Check each line of the listing for the word "باید" and report how many lines contain it, giving nothing but the number.

========

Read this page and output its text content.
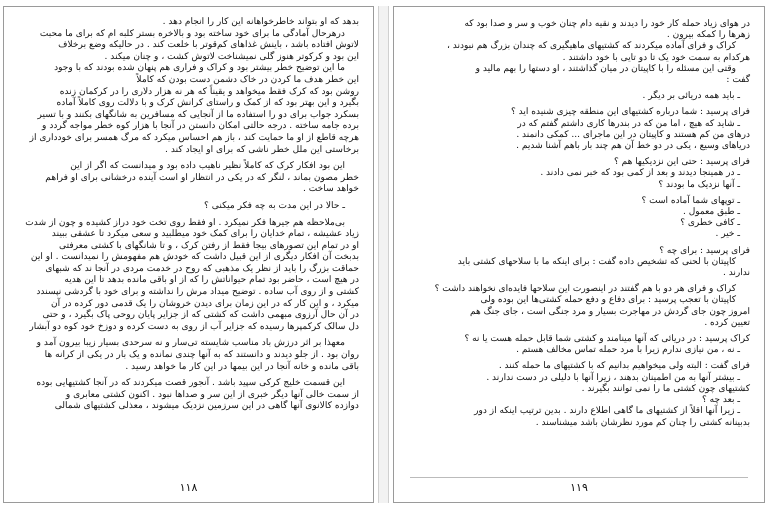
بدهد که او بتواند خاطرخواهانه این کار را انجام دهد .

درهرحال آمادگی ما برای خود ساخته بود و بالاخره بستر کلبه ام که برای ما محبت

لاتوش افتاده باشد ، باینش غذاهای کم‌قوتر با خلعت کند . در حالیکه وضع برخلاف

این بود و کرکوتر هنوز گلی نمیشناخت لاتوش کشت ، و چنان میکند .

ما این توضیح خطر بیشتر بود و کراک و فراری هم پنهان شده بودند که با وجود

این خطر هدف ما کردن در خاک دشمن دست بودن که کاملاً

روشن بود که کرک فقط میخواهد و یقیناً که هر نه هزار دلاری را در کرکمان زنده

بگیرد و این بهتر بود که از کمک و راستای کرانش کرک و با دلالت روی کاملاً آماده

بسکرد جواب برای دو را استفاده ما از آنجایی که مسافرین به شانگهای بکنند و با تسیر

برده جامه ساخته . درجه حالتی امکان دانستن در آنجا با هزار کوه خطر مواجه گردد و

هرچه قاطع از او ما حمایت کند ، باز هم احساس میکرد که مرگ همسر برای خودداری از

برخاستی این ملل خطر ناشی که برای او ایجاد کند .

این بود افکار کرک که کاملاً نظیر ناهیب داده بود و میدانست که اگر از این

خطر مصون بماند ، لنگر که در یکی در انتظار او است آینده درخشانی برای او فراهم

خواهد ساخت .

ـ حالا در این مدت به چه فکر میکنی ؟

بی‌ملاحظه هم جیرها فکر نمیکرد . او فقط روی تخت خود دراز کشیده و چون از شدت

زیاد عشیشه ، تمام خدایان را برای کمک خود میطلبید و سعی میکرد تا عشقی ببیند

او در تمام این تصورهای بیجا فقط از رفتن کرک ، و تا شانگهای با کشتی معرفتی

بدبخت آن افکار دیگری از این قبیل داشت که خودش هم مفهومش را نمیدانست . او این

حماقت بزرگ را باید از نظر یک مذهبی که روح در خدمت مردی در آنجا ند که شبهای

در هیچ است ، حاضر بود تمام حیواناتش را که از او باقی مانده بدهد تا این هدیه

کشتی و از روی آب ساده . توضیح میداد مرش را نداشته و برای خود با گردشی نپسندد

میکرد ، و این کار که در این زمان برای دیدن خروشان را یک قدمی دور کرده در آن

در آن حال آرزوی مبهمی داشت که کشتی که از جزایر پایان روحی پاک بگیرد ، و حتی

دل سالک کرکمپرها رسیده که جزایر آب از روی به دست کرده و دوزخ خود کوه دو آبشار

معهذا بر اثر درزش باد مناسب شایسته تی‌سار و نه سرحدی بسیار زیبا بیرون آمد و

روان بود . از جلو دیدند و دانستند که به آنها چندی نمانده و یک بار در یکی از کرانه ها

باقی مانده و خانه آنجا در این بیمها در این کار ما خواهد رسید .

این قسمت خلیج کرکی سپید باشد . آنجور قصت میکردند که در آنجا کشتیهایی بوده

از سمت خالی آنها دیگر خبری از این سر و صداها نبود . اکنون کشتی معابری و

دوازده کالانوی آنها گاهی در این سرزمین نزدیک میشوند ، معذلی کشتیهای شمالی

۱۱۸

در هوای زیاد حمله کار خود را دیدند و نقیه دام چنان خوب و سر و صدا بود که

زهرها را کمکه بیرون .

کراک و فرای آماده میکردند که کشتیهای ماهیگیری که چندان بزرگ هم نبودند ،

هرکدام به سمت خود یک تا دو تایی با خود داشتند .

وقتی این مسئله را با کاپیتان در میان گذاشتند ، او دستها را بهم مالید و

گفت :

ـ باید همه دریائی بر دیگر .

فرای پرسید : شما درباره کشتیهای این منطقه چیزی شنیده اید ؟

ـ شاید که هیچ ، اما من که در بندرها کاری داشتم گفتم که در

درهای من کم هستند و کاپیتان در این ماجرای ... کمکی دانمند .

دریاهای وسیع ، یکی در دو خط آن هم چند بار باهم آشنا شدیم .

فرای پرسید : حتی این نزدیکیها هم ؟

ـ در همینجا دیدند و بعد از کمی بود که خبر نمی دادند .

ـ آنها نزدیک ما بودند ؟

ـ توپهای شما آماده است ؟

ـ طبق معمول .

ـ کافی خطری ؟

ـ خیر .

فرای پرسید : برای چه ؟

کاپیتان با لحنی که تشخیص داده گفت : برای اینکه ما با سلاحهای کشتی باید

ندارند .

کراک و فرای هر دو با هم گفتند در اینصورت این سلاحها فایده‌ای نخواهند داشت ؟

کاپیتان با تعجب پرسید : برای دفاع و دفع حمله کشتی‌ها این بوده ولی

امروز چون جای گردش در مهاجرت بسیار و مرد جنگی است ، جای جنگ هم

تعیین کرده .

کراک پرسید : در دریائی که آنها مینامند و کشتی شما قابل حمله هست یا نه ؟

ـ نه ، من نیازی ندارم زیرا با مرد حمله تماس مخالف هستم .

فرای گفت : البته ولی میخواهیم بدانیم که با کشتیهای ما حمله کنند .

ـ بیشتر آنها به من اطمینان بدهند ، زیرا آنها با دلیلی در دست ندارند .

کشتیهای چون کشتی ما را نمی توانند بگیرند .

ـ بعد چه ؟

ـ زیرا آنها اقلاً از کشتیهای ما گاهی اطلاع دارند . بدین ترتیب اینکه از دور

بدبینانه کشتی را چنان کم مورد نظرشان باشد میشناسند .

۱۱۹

========

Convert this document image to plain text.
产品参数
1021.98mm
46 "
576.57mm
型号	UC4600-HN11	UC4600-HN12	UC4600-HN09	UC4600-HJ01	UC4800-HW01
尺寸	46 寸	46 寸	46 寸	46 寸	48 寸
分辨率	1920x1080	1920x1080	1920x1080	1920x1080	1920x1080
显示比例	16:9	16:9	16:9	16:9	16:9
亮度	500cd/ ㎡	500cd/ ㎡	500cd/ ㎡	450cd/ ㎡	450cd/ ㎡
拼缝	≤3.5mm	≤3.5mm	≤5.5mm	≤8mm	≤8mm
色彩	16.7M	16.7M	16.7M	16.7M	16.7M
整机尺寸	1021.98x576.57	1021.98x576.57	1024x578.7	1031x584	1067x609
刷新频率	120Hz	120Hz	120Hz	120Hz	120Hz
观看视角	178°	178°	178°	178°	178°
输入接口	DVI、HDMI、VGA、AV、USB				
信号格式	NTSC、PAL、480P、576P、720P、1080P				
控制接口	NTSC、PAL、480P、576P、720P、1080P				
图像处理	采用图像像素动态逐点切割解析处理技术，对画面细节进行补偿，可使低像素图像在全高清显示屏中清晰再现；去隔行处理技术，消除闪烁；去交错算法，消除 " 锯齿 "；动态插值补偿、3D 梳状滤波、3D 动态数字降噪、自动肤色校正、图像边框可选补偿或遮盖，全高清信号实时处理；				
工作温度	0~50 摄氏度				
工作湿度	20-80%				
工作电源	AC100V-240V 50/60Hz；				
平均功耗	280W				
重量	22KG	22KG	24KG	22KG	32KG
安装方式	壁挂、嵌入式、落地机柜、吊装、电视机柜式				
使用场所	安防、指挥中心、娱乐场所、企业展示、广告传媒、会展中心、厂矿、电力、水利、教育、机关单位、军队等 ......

========

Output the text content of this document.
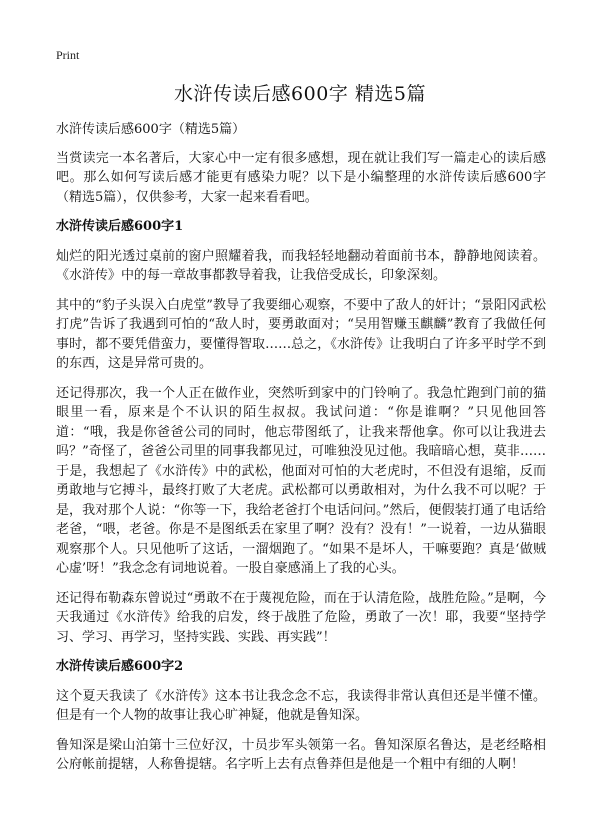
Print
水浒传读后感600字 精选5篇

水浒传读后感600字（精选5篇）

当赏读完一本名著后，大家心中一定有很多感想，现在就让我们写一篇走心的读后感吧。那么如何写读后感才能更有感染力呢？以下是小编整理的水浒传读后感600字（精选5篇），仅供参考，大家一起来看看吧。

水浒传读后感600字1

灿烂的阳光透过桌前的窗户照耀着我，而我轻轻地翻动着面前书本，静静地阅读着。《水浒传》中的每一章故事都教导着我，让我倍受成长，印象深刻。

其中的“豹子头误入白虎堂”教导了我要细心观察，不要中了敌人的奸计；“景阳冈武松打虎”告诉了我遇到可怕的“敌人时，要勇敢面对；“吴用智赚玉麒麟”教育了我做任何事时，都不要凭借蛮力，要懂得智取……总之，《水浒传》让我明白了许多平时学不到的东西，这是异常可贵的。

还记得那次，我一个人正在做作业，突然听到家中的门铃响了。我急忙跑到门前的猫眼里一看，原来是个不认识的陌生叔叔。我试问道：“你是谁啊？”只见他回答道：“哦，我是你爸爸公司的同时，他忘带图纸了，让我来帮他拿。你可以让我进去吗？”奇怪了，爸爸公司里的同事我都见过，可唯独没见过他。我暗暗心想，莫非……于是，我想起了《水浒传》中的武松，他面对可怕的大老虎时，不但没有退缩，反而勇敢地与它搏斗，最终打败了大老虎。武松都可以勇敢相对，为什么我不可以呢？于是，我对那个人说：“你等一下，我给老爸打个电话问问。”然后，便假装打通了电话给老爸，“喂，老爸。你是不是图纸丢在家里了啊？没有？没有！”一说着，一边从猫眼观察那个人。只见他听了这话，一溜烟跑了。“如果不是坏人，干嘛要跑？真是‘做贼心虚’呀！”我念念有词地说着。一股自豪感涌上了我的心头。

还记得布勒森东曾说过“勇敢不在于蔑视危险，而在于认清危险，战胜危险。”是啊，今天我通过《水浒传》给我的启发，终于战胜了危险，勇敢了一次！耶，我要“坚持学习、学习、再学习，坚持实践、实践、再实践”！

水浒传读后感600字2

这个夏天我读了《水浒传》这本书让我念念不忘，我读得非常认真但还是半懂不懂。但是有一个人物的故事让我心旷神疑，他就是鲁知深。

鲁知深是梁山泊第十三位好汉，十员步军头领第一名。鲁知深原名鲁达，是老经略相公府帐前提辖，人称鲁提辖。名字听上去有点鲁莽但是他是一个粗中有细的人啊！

========

[Output of the exercise]
3